WRITTEN INSTRUCTION | Write the records out again, keeping each line exactly as it is.

— Begin THE INPUT —

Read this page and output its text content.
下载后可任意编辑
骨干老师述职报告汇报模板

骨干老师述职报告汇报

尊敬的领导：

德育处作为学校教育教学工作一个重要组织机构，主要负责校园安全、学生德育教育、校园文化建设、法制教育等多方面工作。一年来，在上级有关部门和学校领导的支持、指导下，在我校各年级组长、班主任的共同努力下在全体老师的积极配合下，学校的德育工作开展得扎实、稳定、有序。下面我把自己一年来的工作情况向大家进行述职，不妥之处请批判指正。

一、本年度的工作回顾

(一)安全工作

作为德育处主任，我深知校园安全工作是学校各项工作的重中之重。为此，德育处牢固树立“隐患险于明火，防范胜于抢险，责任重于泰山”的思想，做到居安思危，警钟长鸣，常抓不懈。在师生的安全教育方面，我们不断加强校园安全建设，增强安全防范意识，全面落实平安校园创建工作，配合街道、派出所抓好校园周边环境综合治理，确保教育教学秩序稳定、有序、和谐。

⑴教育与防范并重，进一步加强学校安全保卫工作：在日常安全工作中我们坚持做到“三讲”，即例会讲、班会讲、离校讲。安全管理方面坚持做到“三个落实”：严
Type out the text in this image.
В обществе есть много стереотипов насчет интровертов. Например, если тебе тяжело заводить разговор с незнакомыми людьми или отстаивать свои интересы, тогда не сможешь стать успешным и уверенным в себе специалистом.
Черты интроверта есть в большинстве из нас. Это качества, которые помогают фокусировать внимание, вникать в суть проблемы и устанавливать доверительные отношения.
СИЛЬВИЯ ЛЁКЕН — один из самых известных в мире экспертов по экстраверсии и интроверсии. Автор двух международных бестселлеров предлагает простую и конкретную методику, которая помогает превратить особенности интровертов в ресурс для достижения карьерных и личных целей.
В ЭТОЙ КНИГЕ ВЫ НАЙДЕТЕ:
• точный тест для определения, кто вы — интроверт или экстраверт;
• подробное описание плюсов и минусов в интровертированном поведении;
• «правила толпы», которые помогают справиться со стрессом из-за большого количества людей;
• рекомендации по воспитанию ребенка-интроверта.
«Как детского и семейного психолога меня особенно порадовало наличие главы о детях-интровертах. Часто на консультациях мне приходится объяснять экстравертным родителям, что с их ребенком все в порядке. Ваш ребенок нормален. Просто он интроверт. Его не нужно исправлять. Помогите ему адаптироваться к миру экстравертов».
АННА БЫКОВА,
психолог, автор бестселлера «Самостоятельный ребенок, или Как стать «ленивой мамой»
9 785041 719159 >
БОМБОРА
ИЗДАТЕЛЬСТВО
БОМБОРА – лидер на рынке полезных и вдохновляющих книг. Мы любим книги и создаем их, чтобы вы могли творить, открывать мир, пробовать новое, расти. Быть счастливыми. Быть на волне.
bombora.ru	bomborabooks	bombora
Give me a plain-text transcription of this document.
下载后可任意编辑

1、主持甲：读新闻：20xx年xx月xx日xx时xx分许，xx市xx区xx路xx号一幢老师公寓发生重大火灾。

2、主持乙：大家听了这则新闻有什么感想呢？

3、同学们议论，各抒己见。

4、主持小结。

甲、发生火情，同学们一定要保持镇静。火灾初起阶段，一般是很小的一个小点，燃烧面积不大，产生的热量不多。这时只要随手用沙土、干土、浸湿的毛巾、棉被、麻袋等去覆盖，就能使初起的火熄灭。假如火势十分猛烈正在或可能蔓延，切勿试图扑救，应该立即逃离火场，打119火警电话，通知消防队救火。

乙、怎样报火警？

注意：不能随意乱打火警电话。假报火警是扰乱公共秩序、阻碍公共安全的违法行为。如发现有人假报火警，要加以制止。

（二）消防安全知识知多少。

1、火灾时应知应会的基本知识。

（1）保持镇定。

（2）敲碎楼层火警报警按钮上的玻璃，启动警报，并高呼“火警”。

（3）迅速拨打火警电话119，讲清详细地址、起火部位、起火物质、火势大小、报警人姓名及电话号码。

— End THE INPUT —

RESULT |
Read this page and output its text content.
下载后可任意编辑
骨干老师述职报告汇报模板

骨干老师述职报告汇报

尊敬的领导：

德育处作为学校教育教学工作一个重要组织机构，主要负责校园安全、学生德育教育、校园文化建设、法制教育等多方面工作。一年来，在上级有关部门和学校领导的支持、指导下，在我校各年级组长、班主任的共同努力下在全体老师的积极配合下，学校的德育工作开展得扎实、稳定、有序。下面我把自己一年来的工作情况向大家进行述职，不妥之处请批判指正。

一、本年度的工作回顾

(一)安全工作

作为德育处主任，我深知校园安全工作是学校各项工作的重中之重。为此，德育处牢固树立“隐患险于明火，防范胜于抢险，责任重于泰山”的思想，做到居安思危，警钟长鸣，常抓不懈。在师生的安全教育方面，我们不断加强校园安全建设，增强安全防范意识，全面落实平安校园创建工作，配合街道、派出所抓好校园周边环境综合治理，确保教育教学秩序稳定、有序、和谐。

⑴教育与防范并重，进一步加强学校安全保卫工作：在日常安全工作中我们坚持做到“三讲”，即例会讲、班会讲、离校讲。安全管理方面坚持做到“三个落实”：严
Type out the text in this image.
В обществе есть много стереотипов насчет интровертов. Например, если тебе тяжело заводить разговор с незнакомыми людьми или отстаивать свои интересы, тогда не сможешь стать успешным и уверенным в себе специалистом.
Черты интроверта есть в большинстве из нас. Это качества, которые помогают фокусировать внимание, вникать в суть проблемы и устанавливать доверительные отношения.
СИЛЬВИЯ ЛЁКЕН — один из самых известных в мире экспертов по экстраверсии и интроверсии. Автор двух международных бестселлеров предлагает простую и конкретную методику, которая помогает превратить особенности интровертов в ресурс для достижения карьерных и личных целей.
В ЭТОЙ КНИГЕ ВЫ НАЙДЕТЕ:
• точный тест для определения, кто вы — интроверт или экстраверт;
• подробное описание плюсов и минусов в интровертированном поведении;
• «правила толпы», которые помогают справиться со стрессом из-за большого количества людей;
• рекомендации по воспитанию ребенка-интроверта.
«Как детского и семейного психолога меня особенно порадовало наличие главы о детях-интровертах. Часто на консультациях мне приходится объяснять экстравертным родителям, что с их ребенком все в порядке. Ваш ребенок нормален. Просто он интроверт. Его не нужно исправлять. Помогите ему адаптироваться к миру экстравертов».
АННА БЫКОВА,
психолог, автор бестселлера «Самостоятельный ребенок, или Как стать «ленивой мамой»
9 785041 719159 >
БОМБОРА
ИЗДАТЕЛЬСТВО
БОМБОРА – лидер на рынке полезных и вдохновляющих книг. Мы любим книги и создаем их, чтобы вы могли творить, открывать мир, пробовать новое, расти. Быть счастливыми. Быть на волне.
bombora.ru	bomborabooks	bombora
Give me a plain-text transcription of this document.
下载后可任意编辑

1、主持甲：读新闻：20xx年xx月xx日xx时xx分许，xx市xx区xx路xx号一幢老师公寓发生重大火灾。

2、主持乙：大家听了这则新闻有什么感想呢？

3、同学们议论，各抒己见。

4、主持小结。

甲、发生火情，同学们一定要保持镇静。火灾初起阶段，一般是很小的一个小点，燃烧面积不大，产生的热量不多。这时只要随手用沙土、干土、浸湿的毛巾、棉被、麻袋等去覆盖，就能使初起的火熄灭。假如火势十分猛烈正在或可能蔓延，切勿试图扑救，应该立即逃离火场，打119火警电话，通知消防队救火。

乙、怎样报火警？

注意：不能随意乱打火警电话。假报火警是扰乱公共秩序、阻碍公共安全的违法行为。如发现有人假报火警，要加以制止。

（二）消防安全知识知多少。

1、火灾时应知应会的基本知识。

（1）保持镇定。

（2）敲碎楼层火警报警按钮上的玻璃，启动警报，并高呼“火警”。

（3）迅速拨打火警电话119，讲清详细地址、起火部位、起火物质、火势大小、报警人姓名及电话号码。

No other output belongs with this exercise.